**WHAT THIS TASK INVOLVES**
Reproduce all of the data exactly.
=-=-=
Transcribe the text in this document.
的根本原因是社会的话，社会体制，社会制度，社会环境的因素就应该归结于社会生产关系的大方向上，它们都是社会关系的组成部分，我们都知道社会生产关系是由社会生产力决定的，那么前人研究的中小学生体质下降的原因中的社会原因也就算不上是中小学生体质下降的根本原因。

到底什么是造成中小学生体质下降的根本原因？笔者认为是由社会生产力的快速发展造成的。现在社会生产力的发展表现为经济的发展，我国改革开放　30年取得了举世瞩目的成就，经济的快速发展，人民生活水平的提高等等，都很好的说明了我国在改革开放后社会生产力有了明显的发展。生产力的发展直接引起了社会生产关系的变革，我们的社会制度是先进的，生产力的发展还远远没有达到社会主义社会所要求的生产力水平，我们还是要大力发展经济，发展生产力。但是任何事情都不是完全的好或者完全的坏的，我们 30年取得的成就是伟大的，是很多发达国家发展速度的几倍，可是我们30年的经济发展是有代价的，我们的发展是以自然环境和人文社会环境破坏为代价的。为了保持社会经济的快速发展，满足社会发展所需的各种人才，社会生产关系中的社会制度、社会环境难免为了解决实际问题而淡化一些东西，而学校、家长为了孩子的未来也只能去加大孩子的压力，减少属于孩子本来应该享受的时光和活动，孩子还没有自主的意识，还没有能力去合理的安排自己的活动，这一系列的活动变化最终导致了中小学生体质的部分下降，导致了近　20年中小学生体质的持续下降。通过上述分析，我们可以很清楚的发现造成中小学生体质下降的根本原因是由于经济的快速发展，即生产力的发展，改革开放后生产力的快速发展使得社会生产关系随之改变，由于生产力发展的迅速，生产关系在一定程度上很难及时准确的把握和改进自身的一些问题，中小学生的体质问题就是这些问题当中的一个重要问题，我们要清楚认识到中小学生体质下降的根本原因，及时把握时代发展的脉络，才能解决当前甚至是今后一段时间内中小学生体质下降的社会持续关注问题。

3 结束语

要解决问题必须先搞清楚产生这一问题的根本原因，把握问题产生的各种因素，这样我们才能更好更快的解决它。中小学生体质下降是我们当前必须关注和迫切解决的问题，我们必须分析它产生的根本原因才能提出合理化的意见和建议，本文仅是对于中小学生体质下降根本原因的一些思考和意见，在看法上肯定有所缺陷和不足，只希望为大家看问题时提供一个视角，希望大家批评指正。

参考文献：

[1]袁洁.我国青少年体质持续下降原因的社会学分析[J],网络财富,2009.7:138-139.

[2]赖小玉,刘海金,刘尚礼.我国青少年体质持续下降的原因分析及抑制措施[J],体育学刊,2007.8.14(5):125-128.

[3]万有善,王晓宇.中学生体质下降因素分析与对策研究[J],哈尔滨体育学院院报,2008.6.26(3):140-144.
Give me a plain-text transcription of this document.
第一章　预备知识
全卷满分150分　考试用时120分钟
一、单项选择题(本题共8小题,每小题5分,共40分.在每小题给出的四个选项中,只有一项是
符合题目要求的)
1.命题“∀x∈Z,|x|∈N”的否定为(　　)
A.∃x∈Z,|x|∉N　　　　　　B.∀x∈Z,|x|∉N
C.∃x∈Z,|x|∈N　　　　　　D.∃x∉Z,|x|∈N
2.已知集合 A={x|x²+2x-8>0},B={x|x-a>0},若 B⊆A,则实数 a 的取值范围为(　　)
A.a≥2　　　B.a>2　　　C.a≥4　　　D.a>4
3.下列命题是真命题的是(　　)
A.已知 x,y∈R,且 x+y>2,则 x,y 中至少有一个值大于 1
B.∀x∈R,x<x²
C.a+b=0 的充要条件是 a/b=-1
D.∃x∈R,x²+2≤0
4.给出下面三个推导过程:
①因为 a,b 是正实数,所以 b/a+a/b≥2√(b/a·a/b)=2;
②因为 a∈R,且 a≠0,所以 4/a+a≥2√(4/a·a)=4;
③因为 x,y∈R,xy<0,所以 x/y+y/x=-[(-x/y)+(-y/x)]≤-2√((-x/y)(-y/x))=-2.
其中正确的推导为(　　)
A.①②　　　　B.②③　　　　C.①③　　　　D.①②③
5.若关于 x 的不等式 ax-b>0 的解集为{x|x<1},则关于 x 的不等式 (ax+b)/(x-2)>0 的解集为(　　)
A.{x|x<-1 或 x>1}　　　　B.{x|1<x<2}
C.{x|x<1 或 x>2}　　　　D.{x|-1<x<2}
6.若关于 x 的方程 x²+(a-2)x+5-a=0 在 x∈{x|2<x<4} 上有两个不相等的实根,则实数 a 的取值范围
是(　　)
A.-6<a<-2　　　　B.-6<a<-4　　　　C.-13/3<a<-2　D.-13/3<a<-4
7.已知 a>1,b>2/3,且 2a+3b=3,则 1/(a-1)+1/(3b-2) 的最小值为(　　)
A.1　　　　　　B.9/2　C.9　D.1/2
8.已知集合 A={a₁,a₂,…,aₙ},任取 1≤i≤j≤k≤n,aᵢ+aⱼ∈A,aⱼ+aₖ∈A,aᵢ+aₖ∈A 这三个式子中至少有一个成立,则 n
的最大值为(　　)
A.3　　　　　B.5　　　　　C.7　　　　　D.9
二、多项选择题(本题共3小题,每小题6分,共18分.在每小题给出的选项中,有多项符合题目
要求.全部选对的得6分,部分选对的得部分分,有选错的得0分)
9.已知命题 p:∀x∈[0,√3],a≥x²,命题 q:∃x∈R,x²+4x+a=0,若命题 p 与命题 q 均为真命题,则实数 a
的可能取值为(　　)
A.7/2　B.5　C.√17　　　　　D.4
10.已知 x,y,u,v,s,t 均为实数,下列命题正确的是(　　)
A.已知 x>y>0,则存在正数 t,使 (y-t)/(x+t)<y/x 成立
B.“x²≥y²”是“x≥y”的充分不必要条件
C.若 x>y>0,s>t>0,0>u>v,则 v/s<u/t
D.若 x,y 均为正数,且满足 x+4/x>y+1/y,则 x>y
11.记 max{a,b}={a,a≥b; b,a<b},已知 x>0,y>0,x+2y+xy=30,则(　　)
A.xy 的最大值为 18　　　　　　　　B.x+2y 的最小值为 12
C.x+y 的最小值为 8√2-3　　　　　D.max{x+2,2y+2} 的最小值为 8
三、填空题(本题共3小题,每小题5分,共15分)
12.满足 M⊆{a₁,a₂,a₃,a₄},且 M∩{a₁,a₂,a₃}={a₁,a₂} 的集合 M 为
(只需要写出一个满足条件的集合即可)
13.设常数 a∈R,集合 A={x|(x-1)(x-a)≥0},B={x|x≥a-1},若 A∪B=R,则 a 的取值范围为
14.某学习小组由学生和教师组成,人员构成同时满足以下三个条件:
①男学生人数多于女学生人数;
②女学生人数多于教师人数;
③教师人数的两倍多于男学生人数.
=-=-=
**CORRECT RESULT**
Transcribe the text in this document.
的根本原因是社会的话，社会体制，社会制度，社会环境的因素就应该归结于社会生产关系的大方向上，它们都是社会关系的组成部分，我们都知道社会生产关系是由社会生产力决定的，那么前人研究的中小学生体质下降的原因中的社会原因也就算不上是中小学生体质下降的根本原因。

到底什么是造成中小学生体质下降的根本原因？笔者认为是由社会生产力的快速发展造成的。现在社会生产力的发展表现为经济的发展，我国改革开放　30年取得了举世瞩目的成就，经济的快速发展，人民生活水平的提高等等，都很好的说明了我国在改革开放后社会生产力有了明显的发展。生产力的发展直接引起了社会生产关系的变革，我们的社会制度是先进的，生产力的发展还远远没有达到社会主义社会所要求的生产力水平，我们还是要大力发展经济，发展生产力。但是任何事情都不是完全的好或者完全的坏的，我们 30年取得的成就是伟大的，是很多发达国家发展速度的几倍，可是我们30年的经济发展是有代价的，我们的发展是以自然环境和人文社会环境破坏为代价的。为了保持社会经济的快速发展，满足社会发展所需的各种人才，社会生产关系中的社会制度、社会环境难免为了解决实际问题而淡化一些东西，而学校、家长为了孩子的未来也只能去加大孩子的压力，减少属于孩子本来应该享受的时光和活动，孩子还没有自主的意识，还没有能力去合理的安排自己的活动，这一系列的活动变化最终导致了中小学生体质的部分下降，导致了近　20年中小学生体质的持续下降。通过上述分析，我们可以很清楚的发现造成中小学生体质下降的根本原因是由于经济的快速发展，即生产力的发展，改革开放后生产力的快速发展使得社会生产关系随之改变，由于生产力发展的迅速，生产关系在一定程度上很难及时准确的把握和改进自身的一些问题，中小学生的体质问题就是这些问题当中的一个重要问题，我们要清楚认识到中小学生体质下降的根本原因，及时把握时代发展的脉络，才能解决当前甚至是今后一段时间内中小学生体质下降的社会持续关注问题。

3 结束语

要解决问题必须先搞清楚产生这一问题的根本原因，把握问题产生的各种因素，这样我们才能更好更快的解决它。中小学生体质下降是我们当前必须关注和迫切解决的问题，我们必须分析它产生的根本原因才能提出合理化的意见和建议，本文仅是对于中小学生体质下降根本原因的一些思考和意见，在看法上肯定有所缺陷和不足，只希望为大家看问题时提供一个视角，希望大家批评指正。

参考文献：

[1]袁洁.我国青少年体质持续下降原因的社会学分析[J],网络财富,2009.7:138-139.

[2]赖小玉,刘海金,刘尚礼.我国青少年体质持续下降的原因分析及抑制措施[J],体育学刊,2007.8.14(5):125-128.

[3]万有善,王晓宇.中学生体质下降因素分析与对策研究[J],哈尔滨体育学院院报,2008.6.26(3):140-144.
Give me a plain-text transcription of this document.
第一章　预备知识
全卷满分150分　考试用时120分钟
一、单项选择题(本题共8小题,每小题5分,共40分.在每小题给出的四个选项中,只有一项是
符合题目要求的)
1.命题“∀x∈Z,|x|∈N”的否定为(　　)
A.∃x∈Z,|x|∉N　　　　　　B.∀x∈Z,|x|∉N
C.∃x∈Z,|x|∈N　　　　　　D.∃x∉Z,|x|∈N
2.已知集合 A={x|x²+2x-8>0},B={x|x-a>0},若 B⊆A,则实数 a 的取值范围为(　　)
A.a≥2　　　B.a>2　　　C.a≥4　　　D.a>4
3.下列命题是真命题的是(　　)
A.已知 x,y∈R,且 x+y>2,则 x,y 中至少有一个值大于 1
B.∀x∈R,x<x²
C.a+b=0 的充要条件是 a/b=-1
D.∃x∈R,x²+2≤0
4.给出下面三个推导过程:
①因为 a,b 是正实数,所以 b/a+a/b≥2√(b/a·a/b)=2;
②因为 a∈R,且 a≠0,所以 4/a+a≥2√(4/a·a)=4;
③因为 x,y∈R,xy<0,所以 x/y+y/x=-[(-x/y)+(-y/x)]≤-2√((-x/y)(-y/x))=-2.
其中正确的推导为(　　)
A.①②　　　　B.②③　　　　C.①③　　　　D.①②③
5.若关于 x 的不等式 ax-b>0 的解集为{x|x<1},则关于 x 的不等式 (ax+b)/(x-2)>0 的解集为(　　)
A.{x|x<-1 或 x>1}　　　　B.{x|1<x<2}
C.{x|x<1 或 x>2}　　　　D.{x|-1<x<2}
6.若关于 x 的方程 x²+(a-2)x+5-a=0 在 x∈{x|2<x<4} 上有两个不相等的实根,则实数 a 的取值范围
是(　　)
A.-6<a<-2　　　　B.-6<a<-4　　　　C.-13/3<a<-2　D.-13/3<a<-4
7.已知 a>1,b>2/3,且 2a+3b=3,则 1/(a-1)+1/(3b-2) 的最小值为(　　)
A.1　　　　　　B.9/2　C.9　D.1/2
8.已知集合 A={a₁,a₂,…,aₙ},任取 1≤i≤j≤k≤n,aᵢ+aⱼ∈A,aⱼ+aₖ∈A,aᵢ+aₖ∈A 这三个式子中至少有一个成立,则 n
的最大值为(　　)
A.3　　　　　B.5　　　　　C.7　　　　　D.9
二、多项选择题(本题共3小题,每小题6分,共18分.在每小题给出的选项中,有多项符合题目
要求.全部选对的得6分,部分选对的得部分分,有选错的得0分)
9.已知命题 p:∀x∈[0,√3],a≥x²,命题 q:∃x∈R,x²+4x+a=0,若命题 p 与命题 q 均为真命题,则实数 a
的可能取值为(　　)
A.7/2　B.5　C.√17　　　　　D.4
10.已知 x,y,u,v,s,t 均为实数,下列命题正确的是(　　)
A.已知 x>y>0,则存在正数 t,使 (y-t)/(x+t)<y/x 成立
B.“x²≥y²”是“x≥y”的充分不必要条件
C.若 x>y>0,s>t>0,0>u>v,则 v/s<u/t
D.若 x,y 均为正数,且满足 x+4/x>y+1/y,则 x>y
11.记 max{a,b}={a,a≥b; b,a<b},已知 x>0,y>0,x+2y+xy=30,则(　　)
A.xy 的最大值为 18　　　　　　　　B.x+2y 的最小值为 12
C.x+y 的最小值为 8√2-3　　　　　D.max{x+2,2y+2} 的最小值为 8
三、填空题(本题共3小题,每小题5分,共15分)
12.满足 M⊆{a₁,a₂,a₃,a₄},且 M∩{a₁,a₂,a₃}={a₁,a₂} 的集合 M 为
(只需要写出一个满足条件的集合即可)
13.设常数 a∈R,集合 A={x|(x-1)(x-a)≥0},B={x|x≥a-1},若 A∪B=R,则 a 的取值范围为
14.某学习小组由学生和教师组成,人员构成同时满足以下三个条件:
①男学生人数多于女学生人数;
②女学生人数多于教师人数;
③教师人数的两倍多于男学生人数.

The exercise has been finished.